— Exercise input —
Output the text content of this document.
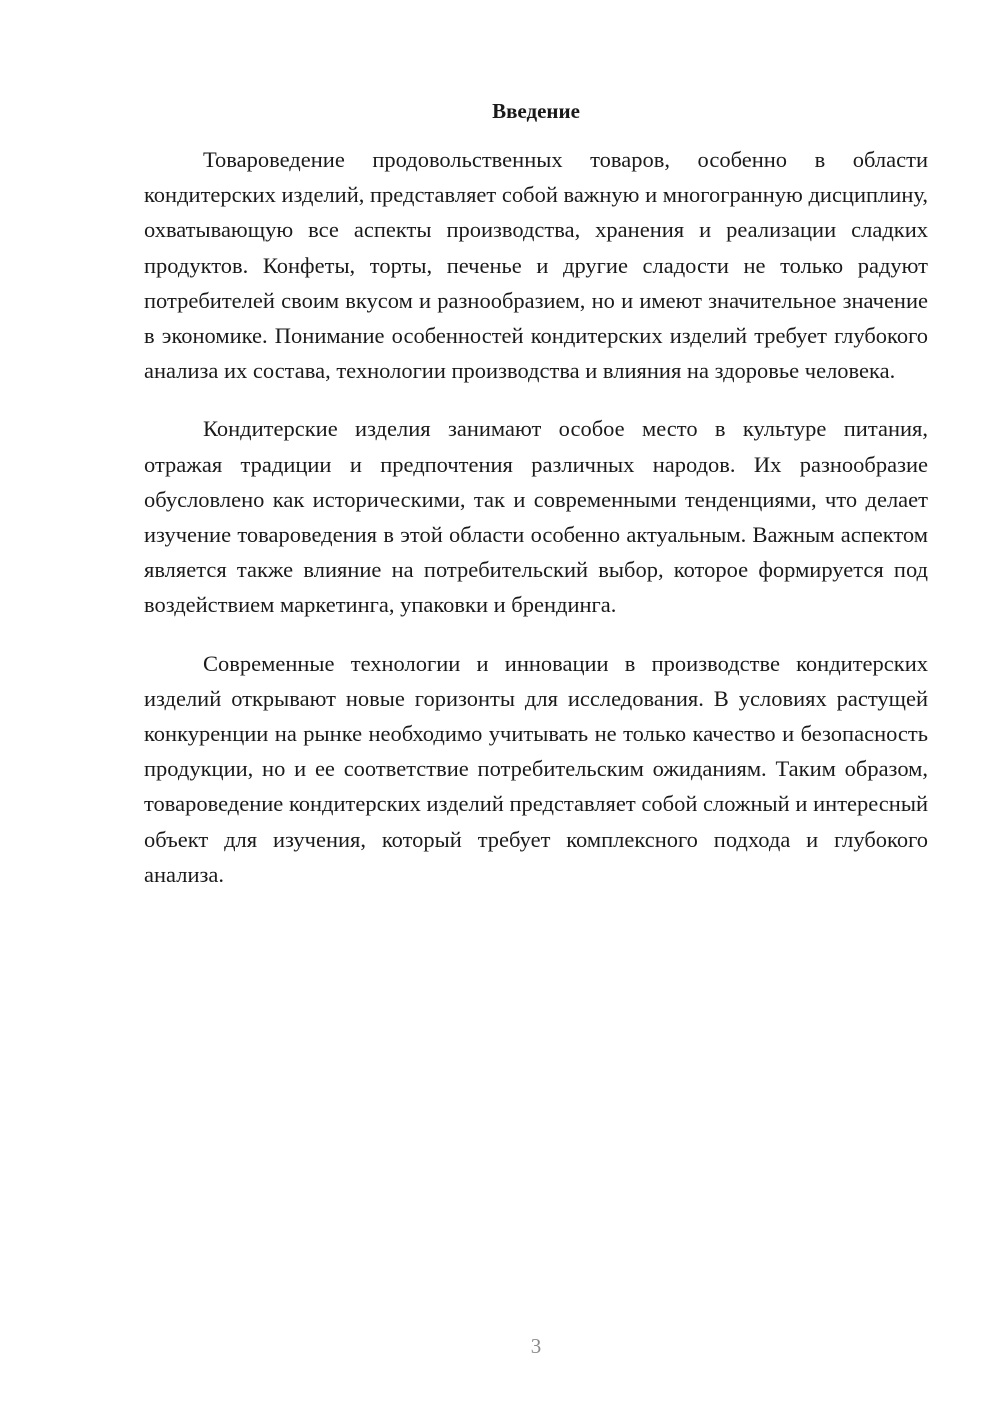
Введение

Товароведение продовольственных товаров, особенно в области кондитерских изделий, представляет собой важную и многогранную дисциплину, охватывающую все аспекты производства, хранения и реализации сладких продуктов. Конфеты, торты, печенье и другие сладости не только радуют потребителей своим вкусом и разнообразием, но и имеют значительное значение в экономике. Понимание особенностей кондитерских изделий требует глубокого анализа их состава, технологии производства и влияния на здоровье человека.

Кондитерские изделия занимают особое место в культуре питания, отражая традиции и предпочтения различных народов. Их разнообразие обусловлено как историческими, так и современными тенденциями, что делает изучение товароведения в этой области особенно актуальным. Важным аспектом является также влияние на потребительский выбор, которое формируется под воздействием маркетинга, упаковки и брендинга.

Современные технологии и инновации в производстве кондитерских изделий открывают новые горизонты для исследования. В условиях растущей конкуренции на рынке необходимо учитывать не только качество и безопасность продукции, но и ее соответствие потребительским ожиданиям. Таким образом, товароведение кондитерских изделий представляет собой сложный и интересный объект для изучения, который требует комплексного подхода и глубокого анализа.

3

==

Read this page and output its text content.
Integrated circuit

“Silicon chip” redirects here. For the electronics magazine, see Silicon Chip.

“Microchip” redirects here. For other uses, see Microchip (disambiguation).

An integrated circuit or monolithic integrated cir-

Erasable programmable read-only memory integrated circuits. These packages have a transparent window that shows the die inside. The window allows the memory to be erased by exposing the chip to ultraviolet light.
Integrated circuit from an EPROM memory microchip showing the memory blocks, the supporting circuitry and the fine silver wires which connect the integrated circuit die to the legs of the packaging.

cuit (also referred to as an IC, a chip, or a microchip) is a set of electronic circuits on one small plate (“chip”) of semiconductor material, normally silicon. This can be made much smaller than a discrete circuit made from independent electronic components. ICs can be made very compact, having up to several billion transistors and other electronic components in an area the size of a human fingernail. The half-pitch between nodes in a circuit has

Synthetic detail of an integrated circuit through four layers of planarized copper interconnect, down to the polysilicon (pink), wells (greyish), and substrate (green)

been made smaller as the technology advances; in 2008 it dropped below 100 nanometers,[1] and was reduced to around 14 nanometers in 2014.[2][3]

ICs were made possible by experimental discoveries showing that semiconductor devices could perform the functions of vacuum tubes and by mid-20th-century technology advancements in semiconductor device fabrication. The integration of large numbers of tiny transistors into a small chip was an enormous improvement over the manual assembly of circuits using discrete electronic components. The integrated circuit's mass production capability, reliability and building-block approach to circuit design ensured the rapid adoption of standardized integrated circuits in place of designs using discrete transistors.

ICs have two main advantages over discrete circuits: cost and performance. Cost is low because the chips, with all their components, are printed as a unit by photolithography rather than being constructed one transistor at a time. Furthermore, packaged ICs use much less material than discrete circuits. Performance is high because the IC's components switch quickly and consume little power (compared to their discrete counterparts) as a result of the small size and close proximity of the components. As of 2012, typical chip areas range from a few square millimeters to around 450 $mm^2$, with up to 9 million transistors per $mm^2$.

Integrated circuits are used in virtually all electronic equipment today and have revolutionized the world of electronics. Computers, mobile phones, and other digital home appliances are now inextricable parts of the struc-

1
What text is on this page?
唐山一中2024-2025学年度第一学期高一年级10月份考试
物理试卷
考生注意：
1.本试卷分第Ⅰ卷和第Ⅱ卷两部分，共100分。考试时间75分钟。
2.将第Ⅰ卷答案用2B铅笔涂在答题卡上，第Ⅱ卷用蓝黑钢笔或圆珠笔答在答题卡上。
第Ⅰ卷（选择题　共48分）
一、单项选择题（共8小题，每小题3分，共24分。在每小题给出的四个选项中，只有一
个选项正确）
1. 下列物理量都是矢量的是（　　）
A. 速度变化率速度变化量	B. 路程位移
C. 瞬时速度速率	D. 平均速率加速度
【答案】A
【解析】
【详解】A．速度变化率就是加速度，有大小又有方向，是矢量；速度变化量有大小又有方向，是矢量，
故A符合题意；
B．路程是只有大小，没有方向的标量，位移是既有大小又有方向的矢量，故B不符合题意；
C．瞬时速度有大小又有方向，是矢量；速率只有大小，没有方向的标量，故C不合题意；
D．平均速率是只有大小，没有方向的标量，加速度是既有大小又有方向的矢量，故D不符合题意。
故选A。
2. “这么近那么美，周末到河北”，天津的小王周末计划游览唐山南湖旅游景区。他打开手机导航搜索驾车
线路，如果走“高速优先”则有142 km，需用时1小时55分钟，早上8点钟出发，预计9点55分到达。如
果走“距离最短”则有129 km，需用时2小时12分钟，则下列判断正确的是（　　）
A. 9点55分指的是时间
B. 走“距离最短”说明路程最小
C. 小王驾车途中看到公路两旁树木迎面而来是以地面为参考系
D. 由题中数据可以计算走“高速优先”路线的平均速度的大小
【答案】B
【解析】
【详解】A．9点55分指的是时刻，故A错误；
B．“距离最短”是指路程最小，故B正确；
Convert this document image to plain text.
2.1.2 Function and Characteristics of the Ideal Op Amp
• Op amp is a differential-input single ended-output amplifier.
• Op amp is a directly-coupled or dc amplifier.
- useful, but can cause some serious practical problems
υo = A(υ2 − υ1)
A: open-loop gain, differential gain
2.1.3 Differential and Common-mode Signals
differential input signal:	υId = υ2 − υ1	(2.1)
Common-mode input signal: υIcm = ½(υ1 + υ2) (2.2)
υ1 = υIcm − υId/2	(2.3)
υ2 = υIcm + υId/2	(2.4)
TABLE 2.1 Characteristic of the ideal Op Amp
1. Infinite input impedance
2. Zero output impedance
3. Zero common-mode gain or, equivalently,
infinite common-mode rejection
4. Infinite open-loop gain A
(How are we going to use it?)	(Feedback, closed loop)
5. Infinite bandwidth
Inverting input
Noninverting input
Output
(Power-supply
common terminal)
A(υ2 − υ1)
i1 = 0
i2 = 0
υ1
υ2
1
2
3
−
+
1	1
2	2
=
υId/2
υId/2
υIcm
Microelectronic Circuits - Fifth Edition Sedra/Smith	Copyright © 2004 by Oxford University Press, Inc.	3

— Exercise details —
Scan the material above. Extract every line in which the word "impedance" occurs.

— Solution to this task —
1. Infinite input impedance
2. Zero output impedance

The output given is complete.